▶ **Exercise directions**
Can you pull out each line of the data below that includes the word "module"?

▶ **Input rows**
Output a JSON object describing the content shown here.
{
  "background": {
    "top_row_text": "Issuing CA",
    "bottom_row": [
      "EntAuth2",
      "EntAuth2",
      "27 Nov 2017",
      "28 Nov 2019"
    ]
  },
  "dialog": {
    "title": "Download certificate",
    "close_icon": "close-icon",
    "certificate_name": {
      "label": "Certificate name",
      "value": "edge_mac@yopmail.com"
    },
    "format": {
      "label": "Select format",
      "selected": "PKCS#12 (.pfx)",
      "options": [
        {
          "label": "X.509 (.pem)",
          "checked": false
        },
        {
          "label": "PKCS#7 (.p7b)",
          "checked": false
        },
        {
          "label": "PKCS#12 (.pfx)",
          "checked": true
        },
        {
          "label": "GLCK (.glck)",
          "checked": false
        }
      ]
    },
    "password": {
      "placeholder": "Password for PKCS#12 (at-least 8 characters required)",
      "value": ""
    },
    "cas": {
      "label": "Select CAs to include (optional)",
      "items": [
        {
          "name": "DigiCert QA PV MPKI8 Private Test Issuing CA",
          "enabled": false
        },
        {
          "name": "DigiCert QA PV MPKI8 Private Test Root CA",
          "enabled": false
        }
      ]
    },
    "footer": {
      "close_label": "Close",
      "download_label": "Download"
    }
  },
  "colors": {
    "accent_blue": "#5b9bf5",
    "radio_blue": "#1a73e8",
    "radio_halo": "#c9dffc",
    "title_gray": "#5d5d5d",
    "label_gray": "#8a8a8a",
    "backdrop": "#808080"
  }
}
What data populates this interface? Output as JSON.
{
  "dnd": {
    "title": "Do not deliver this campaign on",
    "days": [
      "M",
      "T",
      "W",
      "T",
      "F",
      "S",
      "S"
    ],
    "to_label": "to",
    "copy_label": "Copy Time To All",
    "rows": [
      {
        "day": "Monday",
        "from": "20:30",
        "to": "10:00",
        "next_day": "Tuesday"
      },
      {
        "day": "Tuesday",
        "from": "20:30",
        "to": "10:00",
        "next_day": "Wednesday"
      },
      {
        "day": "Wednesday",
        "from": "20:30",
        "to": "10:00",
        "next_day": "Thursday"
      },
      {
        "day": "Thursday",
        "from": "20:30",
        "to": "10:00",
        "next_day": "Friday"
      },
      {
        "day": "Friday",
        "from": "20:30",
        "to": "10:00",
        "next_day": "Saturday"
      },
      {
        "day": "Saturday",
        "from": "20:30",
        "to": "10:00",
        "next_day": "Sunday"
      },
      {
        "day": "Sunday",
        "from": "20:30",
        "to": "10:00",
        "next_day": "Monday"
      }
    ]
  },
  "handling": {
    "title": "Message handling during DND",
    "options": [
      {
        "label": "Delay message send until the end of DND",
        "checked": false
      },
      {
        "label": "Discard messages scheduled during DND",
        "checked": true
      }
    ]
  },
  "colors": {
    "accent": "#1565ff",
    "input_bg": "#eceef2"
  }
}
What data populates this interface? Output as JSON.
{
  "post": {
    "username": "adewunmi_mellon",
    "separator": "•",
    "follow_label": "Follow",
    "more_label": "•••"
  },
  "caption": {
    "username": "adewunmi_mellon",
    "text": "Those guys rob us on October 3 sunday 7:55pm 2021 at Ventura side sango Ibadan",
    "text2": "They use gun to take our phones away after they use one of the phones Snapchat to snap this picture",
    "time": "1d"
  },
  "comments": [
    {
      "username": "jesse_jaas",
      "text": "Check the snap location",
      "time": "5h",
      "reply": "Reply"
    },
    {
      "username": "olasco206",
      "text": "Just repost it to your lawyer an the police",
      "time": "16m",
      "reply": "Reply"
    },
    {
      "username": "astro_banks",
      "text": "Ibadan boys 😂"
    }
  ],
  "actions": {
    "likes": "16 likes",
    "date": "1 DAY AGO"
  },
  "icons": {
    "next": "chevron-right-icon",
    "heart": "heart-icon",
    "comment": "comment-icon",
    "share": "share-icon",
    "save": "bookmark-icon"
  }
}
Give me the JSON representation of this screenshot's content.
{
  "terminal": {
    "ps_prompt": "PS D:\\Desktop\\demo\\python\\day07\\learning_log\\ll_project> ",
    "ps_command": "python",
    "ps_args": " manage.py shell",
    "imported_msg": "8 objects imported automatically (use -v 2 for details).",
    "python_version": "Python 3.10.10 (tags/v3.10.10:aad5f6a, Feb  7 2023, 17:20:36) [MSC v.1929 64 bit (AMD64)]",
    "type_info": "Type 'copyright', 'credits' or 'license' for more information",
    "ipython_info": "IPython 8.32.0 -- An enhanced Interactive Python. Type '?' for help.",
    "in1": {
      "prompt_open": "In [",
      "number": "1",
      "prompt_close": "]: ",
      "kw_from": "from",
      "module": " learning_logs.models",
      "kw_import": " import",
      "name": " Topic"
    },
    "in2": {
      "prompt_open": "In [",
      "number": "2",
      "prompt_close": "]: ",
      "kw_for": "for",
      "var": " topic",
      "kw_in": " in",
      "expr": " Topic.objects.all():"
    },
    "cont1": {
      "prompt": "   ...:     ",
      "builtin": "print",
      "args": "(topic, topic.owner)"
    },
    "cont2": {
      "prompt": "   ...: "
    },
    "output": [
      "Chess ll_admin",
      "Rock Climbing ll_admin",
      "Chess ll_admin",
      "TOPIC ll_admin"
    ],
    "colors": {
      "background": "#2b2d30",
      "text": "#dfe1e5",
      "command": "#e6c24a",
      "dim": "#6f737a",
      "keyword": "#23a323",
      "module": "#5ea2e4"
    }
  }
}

▶ **Answer below**
      "module": " learning_logs.models",
      "module": "#5ea2e4"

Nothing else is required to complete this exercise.